=== Exercise prompt ===
Search the material for "Sendra" and show all lines that contain it.
··· Dataset excerpts
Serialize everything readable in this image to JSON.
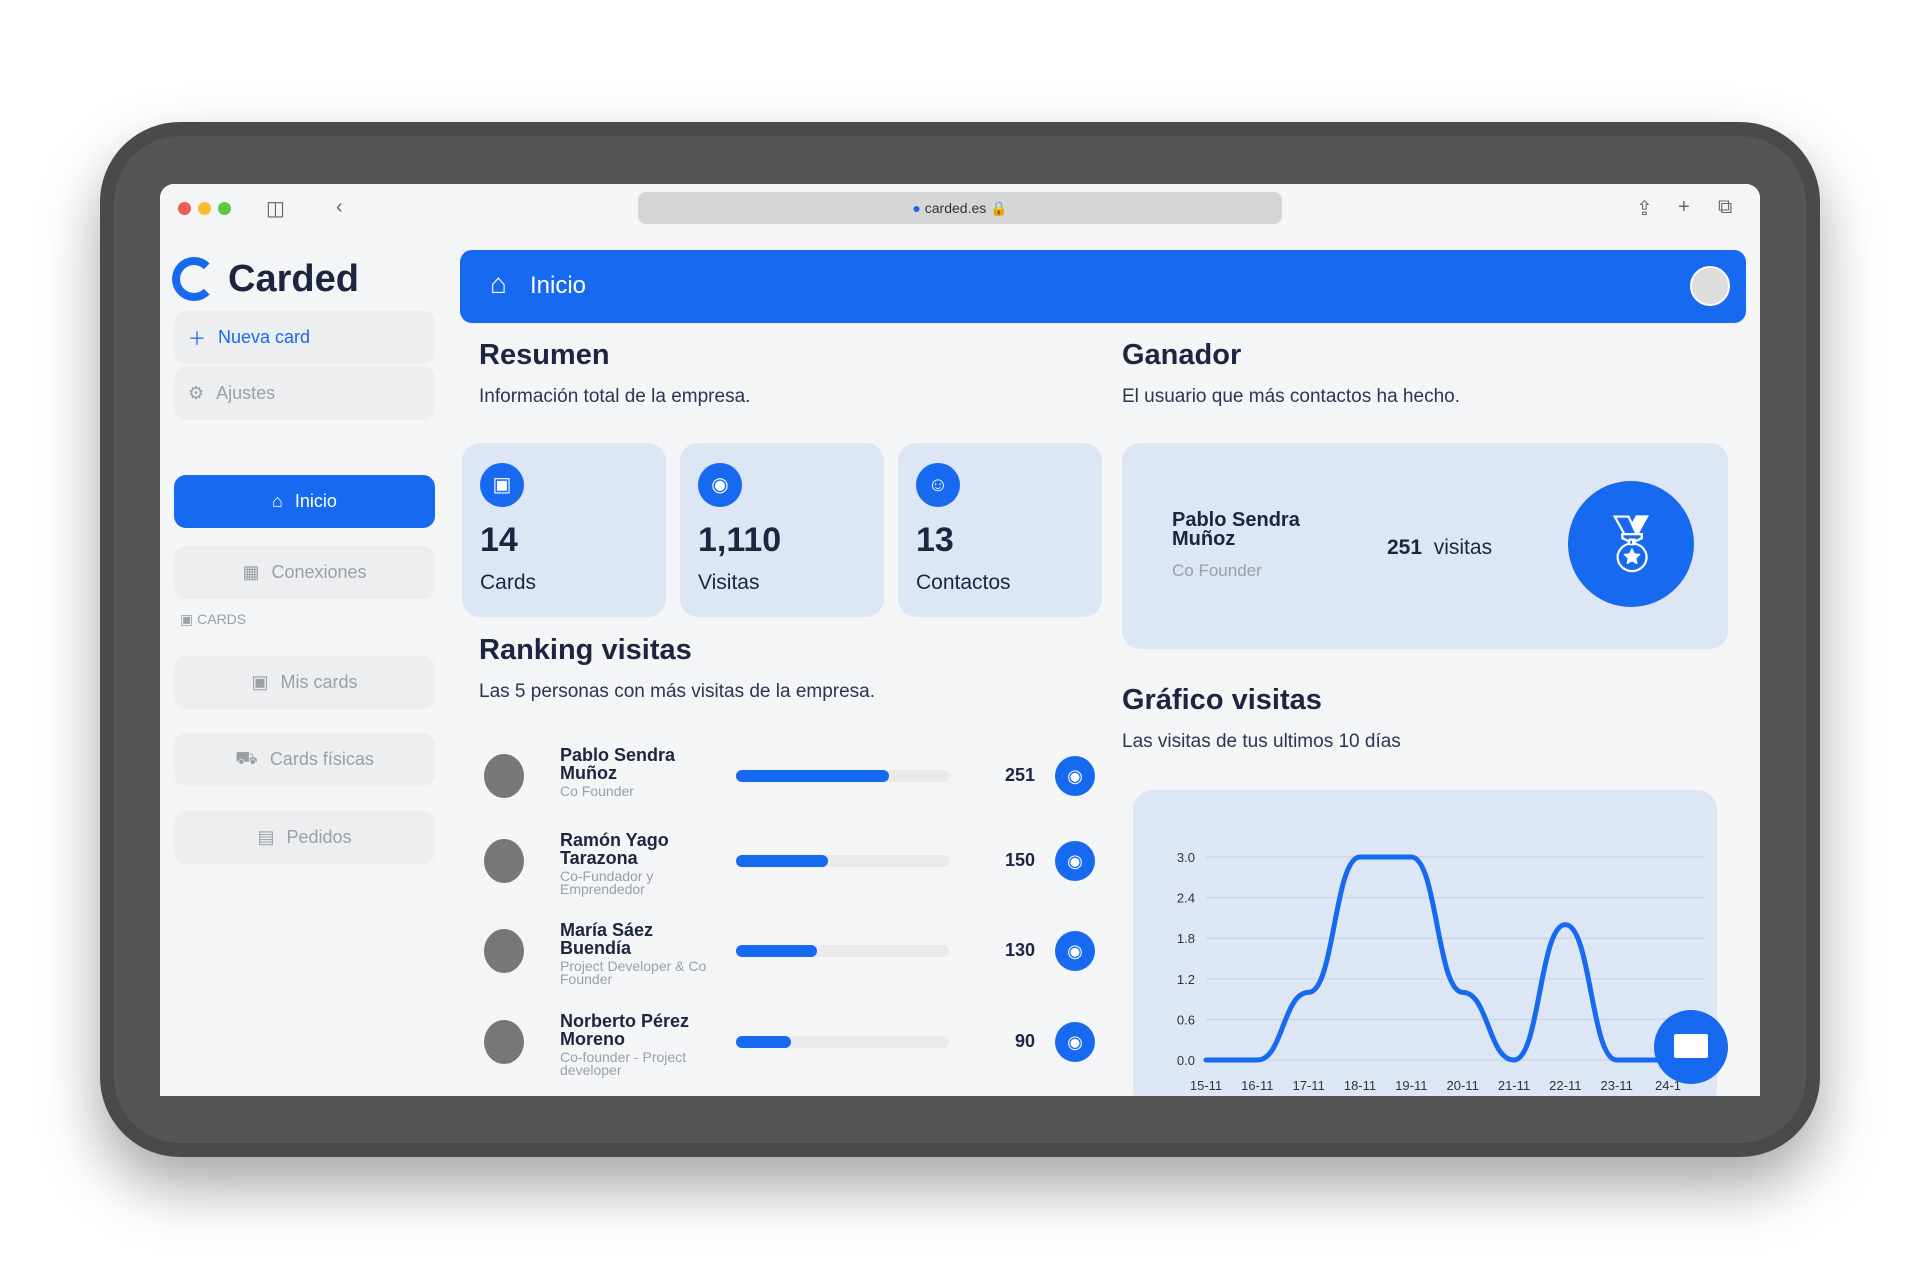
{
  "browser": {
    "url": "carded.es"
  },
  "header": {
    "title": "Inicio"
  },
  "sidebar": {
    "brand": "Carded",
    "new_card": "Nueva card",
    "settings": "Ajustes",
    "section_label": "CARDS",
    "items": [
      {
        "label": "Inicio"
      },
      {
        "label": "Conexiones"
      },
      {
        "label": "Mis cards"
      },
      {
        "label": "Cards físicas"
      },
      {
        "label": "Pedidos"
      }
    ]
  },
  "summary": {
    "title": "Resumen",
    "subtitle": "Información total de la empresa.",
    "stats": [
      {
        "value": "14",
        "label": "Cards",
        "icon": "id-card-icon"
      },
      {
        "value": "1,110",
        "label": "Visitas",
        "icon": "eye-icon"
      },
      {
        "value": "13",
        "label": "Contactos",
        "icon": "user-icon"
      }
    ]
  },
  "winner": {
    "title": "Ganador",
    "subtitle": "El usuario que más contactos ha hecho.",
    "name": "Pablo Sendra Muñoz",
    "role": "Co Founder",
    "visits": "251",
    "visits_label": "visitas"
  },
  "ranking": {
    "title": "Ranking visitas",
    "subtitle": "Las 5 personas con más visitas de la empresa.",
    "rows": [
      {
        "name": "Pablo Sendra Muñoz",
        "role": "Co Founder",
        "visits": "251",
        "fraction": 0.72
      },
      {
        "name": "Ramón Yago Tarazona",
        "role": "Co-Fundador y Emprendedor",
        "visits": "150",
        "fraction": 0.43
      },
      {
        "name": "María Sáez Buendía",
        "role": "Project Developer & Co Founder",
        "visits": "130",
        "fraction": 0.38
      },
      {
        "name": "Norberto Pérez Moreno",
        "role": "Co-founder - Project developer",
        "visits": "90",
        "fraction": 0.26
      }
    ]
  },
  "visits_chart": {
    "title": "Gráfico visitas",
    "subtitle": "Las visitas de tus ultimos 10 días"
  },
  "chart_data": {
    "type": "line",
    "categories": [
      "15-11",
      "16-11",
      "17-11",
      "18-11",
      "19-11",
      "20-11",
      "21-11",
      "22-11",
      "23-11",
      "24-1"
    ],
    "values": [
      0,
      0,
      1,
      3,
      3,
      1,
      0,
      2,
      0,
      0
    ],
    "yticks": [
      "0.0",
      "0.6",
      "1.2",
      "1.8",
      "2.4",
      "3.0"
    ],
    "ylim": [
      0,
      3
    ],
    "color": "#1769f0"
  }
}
······
··· Dataset excerpts
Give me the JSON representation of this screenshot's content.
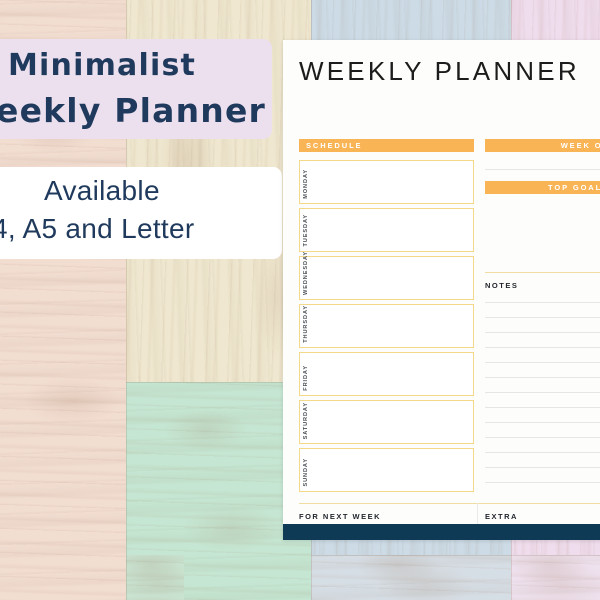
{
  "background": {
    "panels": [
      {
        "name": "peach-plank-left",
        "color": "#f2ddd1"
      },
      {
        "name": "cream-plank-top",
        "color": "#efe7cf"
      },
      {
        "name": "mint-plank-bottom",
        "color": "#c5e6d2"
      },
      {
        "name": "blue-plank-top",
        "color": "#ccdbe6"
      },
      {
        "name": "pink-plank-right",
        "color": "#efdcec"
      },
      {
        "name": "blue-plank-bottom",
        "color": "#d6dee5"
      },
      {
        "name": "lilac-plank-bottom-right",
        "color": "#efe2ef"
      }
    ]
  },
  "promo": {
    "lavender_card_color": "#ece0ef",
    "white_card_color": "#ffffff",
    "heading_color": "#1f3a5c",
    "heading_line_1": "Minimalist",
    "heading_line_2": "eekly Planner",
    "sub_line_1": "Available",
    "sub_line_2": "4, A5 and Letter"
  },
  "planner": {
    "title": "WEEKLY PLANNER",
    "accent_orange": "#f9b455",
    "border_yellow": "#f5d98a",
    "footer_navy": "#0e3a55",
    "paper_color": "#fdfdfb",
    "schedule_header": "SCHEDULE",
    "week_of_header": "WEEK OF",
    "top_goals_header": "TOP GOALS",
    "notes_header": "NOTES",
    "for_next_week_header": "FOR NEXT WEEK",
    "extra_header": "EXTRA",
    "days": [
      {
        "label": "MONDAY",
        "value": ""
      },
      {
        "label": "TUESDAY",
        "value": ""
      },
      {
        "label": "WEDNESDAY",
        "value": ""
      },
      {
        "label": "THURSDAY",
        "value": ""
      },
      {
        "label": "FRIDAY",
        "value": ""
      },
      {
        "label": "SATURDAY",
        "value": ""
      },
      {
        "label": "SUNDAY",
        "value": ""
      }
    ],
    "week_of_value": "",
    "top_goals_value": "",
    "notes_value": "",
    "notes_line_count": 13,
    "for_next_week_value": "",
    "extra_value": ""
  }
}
······
··· Dataset excerpts
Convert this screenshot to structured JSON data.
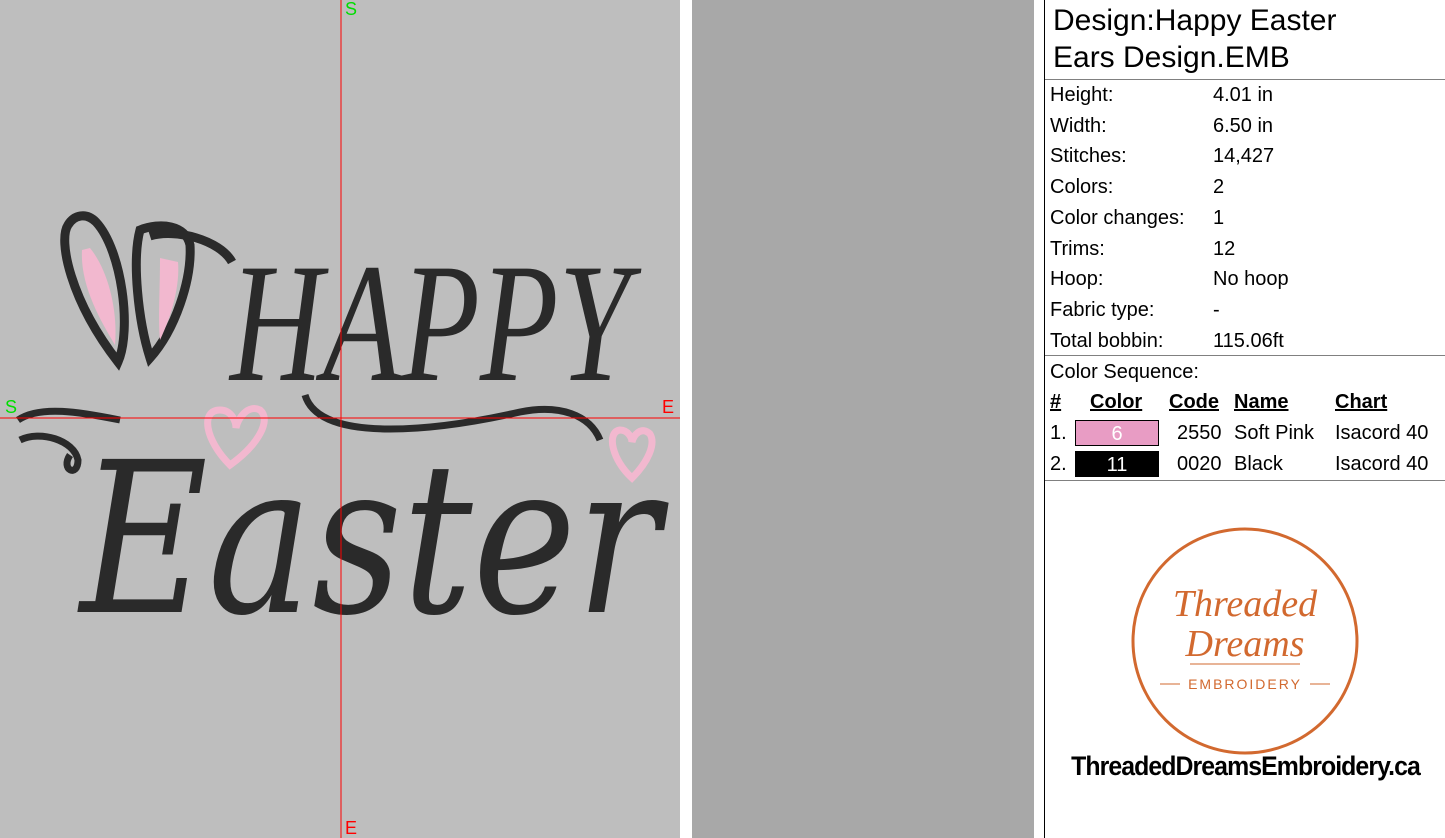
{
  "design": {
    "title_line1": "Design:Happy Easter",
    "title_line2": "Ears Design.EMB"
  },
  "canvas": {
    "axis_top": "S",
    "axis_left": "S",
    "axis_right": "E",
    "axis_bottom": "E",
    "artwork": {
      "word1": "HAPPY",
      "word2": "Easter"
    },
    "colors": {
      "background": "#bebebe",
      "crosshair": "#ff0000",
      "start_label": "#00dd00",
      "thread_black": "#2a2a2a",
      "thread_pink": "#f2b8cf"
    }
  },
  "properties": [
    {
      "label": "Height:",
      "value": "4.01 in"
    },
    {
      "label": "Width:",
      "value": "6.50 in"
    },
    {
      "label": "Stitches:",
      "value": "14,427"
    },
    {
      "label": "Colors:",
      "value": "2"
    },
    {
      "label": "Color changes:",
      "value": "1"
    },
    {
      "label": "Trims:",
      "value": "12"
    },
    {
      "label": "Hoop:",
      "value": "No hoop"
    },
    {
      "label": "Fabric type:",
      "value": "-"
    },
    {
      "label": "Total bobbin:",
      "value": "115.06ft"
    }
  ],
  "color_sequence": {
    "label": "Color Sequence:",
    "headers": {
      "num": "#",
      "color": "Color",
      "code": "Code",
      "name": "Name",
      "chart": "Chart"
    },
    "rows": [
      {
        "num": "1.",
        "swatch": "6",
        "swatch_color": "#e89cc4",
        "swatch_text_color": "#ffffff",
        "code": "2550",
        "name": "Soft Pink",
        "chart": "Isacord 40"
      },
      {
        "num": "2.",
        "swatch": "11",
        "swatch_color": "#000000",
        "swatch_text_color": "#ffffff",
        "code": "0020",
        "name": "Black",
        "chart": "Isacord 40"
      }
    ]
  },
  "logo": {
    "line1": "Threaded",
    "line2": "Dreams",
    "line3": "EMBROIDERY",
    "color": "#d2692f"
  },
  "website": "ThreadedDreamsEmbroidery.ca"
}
······
=== Response below ===
    "name": "Pablo Sendra Muñoz",
        "name": "Pablo Sendra Muñoz",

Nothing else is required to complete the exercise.